Supplied records:

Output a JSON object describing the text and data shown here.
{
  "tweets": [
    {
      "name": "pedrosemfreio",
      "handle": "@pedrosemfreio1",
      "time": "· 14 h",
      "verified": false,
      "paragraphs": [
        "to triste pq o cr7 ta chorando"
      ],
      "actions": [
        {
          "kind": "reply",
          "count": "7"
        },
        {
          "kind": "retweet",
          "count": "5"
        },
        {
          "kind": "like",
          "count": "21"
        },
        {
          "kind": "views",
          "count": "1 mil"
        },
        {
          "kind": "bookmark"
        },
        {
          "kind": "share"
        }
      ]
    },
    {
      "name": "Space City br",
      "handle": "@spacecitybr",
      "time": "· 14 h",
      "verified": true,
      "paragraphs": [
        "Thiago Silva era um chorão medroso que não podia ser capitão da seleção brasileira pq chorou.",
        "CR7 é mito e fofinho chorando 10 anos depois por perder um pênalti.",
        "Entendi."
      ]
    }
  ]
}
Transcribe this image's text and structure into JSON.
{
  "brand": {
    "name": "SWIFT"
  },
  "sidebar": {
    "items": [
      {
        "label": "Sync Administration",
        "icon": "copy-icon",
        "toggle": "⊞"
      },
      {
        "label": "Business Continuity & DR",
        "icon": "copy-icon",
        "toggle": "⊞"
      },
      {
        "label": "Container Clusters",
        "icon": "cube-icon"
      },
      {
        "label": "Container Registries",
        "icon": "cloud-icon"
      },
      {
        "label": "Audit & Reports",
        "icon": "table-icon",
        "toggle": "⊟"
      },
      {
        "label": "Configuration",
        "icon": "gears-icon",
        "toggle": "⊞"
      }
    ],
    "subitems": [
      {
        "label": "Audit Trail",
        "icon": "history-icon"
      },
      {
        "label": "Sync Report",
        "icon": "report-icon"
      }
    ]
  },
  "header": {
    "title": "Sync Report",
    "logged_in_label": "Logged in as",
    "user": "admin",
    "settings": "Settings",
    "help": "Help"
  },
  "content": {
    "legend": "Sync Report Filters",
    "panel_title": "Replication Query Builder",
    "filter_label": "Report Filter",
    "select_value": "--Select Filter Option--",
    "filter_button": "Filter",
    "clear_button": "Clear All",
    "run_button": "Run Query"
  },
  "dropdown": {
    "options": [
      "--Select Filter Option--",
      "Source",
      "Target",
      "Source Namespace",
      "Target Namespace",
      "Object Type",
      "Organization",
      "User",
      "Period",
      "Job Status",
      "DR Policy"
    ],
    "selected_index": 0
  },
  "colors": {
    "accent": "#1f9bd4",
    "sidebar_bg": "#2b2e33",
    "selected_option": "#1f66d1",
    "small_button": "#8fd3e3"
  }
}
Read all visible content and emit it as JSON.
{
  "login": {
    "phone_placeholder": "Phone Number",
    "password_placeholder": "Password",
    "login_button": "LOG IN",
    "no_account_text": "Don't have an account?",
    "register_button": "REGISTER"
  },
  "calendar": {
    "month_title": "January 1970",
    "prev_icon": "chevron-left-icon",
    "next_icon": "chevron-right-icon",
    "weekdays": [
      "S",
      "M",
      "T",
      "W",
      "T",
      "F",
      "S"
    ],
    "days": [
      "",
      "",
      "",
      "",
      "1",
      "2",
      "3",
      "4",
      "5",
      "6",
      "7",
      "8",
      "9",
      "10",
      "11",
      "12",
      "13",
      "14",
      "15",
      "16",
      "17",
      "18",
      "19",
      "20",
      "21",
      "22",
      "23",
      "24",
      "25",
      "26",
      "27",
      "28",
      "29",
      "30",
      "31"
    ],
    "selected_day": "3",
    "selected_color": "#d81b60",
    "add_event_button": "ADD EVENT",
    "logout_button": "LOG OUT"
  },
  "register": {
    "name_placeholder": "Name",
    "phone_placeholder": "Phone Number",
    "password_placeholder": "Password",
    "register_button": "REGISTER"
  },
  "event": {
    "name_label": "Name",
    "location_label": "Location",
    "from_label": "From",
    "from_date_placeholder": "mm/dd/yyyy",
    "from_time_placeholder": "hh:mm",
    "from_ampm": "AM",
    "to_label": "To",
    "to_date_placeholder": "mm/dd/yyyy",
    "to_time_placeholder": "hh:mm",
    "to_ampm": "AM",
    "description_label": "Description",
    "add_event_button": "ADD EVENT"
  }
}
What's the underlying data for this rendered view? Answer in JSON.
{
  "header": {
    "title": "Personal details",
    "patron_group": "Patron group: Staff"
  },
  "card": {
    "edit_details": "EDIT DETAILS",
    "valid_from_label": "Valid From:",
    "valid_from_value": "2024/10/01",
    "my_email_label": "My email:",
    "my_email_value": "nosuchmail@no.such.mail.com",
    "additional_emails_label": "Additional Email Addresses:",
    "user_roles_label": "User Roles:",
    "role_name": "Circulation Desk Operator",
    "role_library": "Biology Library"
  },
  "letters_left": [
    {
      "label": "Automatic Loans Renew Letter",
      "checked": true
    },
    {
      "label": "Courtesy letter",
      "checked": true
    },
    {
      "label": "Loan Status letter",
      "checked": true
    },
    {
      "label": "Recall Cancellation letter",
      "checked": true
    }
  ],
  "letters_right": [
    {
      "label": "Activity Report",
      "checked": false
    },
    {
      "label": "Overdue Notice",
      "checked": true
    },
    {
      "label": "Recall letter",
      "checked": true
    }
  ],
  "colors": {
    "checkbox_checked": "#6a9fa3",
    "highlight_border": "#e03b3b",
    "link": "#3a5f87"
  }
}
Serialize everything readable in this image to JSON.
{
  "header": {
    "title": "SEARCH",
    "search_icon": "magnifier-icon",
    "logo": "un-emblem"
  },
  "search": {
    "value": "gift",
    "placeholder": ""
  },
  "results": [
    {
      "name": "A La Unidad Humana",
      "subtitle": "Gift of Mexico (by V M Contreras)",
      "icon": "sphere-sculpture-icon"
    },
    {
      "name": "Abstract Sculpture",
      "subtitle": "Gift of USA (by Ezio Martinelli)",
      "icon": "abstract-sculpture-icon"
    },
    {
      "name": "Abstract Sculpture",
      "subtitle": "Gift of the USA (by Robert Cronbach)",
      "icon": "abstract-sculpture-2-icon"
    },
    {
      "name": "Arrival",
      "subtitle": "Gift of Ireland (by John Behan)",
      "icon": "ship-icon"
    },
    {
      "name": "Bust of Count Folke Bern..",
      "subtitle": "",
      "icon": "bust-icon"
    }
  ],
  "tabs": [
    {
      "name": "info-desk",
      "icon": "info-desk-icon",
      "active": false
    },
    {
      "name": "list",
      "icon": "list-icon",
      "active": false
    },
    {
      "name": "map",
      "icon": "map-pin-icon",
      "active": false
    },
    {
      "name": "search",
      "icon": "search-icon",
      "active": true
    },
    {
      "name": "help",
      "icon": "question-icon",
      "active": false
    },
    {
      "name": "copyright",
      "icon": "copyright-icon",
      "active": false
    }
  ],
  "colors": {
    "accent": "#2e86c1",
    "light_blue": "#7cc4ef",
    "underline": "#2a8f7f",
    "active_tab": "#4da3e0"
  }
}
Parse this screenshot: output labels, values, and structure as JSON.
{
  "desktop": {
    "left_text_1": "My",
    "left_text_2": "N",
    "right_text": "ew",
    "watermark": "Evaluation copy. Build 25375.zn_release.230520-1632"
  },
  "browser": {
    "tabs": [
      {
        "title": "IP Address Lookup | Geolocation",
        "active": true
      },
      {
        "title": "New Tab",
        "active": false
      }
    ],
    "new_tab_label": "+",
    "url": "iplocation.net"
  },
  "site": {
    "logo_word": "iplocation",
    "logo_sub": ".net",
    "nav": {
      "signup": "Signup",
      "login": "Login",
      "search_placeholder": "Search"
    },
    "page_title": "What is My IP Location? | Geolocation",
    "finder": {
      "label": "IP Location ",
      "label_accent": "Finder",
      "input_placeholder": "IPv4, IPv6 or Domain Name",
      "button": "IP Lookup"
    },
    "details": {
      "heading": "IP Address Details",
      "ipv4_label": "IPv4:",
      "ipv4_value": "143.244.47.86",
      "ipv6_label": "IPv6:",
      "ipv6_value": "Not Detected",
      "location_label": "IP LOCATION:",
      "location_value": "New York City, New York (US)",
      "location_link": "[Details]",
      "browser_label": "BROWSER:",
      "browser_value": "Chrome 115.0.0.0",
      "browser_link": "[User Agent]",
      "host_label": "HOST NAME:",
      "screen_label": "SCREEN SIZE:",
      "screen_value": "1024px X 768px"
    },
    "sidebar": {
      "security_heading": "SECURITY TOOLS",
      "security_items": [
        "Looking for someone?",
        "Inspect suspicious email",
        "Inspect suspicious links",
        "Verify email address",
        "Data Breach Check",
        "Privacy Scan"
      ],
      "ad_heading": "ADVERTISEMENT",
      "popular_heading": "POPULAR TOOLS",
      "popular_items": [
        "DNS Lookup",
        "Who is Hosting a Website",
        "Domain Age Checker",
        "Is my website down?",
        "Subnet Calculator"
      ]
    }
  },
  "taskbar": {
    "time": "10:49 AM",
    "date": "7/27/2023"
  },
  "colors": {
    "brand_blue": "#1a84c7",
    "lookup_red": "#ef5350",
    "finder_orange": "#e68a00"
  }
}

Given task: Show all lines above holding "handle".

Result of this task:
      "handle": "@pedrosemfreio1",
      "handle": "@spacecitybr",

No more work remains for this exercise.